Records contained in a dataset
- - - -
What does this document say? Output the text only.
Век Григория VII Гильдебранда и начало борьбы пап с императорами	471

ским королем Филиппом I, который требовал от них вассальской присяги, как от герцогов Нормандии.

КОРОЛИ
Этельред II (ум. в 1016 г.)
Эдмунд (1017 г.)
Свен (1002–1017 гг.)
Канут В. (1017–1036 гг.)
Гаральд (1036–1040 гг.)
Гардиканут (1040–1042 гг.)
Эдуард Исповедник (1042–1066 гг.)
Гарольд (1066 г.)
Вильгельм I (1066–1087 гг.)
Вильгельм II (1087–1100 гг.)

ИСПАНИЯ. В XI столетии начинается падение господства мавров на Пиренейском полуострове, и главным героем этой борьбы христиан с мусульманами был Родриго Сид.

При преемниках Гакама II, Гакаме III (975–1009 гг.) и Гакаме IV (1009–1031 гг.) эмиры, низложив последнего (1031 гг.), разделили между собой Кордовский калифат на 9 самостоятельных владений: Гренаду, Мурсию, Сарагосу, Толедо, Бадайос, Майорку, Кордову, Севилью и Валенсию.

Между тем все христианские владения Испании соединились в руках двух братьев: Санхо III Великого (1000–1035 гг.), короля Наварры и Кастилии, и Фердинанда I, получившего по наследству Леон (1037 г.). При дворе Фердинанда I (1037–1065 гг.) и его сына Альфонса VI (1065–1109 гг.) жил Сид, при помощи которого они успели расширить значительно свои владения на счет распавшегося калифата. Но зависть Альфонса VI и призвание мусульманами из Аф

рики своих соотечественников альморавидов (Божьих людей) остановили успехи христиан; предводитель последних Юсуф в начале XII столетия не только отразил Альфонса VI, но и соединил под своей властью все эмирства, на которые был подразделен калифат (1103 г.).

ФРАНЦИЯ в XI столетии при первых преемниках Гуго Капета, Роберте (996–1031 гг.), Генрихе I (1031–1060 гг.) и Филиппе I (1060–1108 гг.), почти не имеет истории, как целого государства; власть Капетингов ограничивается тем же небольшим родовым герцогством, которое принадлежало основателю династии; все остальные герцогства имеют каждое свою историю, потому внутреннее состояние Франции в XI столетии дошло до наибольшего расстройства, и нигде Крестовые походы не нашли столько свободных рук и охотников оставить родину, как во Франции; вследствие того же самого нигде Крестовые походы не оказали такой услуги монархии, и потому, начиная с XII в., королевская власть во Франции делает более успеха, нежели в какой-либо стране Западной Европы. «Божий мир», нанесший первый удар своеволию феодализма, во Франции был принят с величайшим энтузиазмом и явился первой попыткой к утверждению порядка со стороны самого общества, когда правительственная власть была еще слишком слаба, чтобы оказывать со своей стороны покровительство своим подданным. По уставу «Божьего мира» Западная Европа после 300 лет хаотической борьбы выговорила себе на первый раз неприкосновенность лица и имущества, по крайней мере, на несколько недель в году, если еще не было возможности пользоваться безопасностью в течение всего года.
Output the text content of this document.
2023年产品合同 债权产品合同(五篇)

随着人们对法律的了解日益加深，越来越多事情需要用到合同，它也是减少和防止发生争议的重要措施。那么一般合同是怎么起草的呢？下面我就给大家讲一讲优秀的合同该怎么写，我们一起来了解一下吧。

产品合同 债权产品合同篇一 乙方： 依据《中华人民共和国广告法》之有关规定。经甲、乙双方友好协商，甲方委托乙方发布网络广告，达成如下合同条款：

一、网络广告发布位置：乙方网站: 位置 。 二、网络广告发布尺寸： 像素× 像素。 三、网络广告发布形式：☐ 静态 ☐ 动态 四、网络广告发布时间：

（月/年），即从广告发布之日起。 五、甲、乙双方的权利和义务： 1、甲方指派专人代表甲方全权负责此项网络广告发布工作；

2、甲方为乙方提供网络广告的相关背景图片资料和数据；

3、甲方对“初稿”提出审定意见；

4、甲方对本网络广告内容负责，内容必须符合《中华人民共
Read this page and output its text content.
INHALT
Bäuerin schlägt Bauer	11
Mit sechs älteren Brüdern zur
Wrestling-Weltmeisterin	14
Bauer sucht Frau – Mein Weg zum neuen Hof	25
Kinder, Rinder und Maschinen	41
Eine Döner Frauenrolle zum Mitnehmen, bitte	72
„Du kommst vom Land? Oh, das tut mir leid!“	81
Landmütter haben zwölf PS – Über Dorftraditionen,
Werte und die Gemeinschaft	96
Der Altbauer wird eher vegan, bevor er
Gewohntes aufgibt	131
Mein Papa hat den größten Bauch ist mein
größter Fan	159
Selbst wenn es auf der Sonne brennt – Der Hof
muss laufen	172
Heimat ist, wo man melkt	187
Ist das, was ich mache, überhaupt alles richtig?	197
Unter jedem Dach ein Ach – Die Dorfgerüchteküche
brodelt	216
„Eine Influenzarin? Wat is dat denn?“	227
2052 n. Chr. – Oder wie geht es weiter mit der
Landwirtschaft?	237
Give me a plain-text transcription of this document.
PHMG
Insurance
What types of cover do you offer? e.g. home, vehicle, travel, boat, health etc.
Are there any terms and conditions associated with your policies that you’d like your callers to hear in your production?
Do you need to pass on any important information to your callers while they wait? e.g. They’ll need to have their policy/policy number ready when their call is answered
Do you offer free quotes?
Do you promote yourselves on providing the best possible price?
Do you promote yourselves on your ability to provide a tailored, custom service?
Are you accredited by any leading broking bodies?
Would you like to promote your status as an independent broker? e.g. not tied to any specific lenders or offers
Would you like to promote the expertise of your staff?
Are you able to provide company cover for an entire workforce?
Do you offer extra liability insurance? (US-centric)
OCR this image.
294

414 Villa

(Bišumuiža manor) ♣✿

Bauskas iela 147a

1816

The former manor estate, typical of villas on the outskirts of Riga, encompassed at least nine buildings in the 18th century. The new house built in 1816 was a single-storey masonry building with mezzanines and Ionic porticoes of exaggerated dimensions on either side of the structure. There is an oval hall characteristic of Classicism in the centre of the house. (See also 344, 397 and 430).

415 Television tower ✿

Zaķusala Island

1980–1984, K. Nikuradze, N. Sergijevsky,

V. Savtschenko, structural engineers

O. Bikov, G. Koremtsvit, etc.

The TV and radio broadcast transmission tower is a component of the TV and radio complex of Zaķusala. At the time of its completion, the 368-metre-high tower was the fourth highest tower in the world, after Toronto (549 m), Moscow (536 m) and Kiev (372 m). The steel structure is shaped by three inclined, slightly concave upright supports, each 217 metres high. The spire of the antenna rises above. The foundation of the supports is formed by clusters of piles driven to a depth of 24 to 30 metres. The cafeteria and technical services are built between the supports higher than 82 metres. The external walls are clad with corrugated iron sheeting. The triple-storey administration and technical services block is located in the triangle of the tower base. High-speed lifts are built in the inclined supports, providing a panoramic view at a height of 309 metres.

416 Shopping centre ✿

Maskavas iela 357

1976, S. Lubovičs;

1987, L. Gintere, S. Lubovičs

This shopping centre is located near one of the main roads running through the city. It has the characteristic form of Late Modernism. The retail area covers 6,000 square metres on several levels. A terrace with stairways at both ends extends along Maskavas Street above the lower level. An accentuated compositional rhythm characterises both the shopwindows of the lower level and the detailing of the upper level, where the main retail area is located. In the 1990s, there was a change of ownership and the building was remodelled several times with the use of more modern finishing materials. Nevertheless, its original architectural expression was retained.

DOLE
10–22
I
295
- - - -
> _Set task_
Locate the word "content" in the records above, and return each line that has it.

> _Reply to the exercise_
Output the text content of this document.
Read this page and output its text content.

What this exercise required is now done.